Entries with figure data
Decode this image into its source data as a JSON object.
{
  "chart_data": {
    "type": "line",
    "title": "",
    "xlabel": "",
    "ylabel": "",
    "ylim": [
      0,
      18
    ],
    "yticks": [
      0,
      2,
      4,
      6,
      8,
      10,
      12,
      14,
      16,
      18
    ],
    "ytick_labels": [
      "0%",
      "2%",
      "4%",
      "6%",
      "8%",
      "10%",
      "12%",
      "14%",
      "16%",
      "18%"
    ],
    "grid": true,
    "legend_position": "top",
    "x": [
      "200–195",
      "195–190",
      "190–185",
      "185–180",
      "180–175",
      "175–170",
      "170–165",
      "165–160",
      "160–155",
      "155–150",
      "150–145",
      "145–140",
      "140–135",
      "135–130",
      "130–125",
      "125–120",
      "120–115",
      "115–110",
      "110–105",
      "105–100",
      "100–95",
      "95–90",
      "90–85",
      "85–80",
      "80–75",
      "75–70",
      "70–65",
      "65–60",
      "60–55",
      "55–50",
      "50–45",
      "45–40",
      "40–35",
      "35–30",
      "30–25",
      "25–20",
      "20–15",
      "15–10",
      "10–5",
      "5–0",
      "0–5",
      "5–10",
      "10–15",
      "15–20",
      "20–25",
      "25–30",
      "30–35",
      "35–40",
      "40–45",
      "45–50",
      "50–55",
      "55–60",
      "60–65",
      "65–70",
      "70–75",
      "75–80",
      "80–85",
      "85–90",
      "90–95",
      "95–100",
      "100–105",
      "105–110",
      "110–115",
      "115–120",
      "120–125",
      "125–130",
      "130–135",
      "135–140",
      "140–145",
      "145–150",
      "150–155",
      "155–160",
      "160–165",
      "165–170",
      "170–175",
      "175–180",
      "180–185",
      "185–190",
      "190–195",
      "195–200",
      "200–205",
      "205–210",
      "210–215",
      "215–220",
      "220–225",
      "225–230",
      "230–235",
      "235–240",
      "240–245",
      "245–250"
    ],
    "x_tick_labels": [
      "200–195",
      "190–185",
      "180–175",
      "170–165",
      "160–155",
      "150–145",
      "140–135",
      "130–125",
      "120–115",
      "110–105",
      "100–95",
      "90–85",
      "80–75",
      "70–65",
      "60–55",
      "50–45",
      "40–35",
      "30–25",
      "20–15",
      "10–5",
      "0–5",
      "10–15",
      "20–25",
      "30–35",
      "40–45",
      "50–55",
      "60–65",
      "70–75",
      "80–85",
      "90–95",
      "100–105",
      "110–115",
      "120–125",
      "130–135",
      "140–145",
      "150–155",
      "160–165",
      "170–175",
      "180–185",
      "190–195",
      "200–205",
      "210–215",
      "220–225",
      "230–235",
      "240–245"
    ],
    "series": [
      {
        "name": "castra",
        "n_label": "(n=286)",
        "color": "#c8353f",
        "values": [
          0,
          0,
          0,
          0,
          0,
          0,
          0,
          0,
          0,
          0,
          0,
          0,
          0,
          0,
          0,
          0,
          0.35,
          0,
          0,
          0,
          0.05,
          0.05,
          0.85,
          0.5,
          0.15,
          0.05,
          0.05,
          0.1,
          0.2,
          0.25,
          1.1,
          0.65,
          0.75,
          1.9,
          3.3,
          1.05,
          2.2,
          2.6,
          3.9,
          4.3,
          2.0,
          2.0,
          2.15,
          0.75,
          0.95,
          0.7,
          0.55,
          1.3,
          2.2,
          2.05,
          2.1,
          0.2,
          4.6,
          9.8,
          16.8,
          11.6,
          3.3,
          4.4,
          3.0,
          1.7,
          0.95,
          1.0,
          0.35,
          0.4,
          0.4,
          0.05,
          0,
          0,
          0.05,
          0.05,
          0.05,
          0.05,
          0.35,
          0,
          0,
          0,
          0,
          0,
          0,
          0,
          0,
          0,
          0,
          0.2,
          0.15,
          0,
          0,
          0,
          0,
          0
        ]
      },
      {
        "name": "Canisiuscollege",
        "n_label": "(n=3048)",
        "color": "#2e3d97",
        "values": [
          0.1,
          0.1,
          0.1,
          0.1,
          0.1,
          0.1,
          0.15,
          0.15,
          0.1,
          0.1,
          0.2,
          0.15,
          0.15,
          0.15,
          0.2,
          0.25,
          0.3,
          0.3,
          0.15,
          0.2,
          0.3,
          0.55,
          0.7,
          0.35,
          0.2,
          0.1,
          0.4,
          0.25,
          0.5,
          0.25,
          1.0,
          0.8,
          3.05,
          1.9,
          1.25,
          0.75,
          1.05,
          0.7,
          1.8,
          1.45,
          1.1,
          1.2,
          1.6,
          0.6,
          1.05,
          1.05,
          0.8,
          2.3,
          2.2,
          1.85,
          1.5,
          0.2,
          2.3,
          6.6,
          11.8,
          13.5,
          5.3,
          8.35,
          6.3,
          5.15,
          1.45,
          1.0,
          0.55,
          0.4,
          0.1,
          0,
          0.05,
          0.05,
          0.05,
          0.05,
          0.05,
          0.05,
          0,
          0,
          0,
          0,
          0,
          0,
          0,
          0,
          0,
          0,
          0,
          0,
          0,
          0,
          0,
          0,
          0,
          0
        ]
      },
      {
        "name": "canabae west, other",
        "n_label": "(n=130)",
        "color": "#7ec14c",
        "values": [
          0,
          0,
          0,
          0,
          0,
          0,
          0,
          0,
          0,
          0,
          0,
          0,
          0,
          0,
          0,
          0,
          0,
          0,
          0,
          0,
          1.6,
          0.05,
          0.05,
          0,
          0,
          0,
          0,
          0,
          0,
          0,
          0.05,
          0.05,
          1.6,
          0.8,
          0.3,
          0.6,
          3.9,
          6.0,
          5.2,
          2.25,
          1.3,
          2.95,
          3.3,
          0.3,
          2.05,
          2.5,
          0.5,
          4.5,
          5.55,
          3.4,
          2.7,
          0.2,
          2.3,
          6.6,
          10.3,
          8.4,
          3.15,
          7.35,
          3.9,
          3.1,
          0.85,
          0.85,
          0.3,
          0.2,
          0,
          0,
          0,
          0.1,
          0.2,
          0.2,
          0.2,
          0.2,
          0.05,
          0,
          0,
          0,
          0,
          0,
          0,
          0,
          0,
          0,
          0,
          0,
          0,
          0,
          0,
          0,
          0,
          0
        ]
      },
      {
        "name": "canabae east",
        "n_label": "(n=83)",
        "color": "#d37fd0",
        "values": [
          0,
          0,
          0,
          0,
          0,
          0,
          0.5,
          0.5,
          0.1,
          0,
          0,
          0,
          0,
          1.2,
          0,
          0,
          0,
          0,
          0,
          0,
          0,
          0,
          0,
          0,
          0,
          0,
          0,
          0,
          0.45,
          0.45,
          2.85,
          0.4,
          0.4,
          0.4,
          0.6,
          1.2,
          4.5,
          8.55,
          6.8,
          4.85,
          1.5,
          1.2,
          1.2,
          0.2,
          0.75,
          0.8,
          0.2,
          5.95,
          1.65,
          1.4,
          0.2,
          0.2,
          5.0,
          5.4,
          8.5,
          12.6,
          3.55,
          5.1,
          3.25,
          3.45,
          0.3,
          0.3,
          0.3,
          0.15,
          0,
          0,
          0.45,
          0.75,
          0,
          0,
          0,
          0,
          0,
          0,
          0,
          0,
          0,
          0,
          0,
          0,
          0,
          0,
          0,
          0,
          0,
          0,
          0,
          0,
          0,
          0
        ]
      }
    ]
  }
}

*GOAL OF THE EXERCISE:*
Show all lines from the records above where the word "canabae" occurs.

*TASK RESULT:*
        "name": "canabae west, other",
        "name": "canabae east",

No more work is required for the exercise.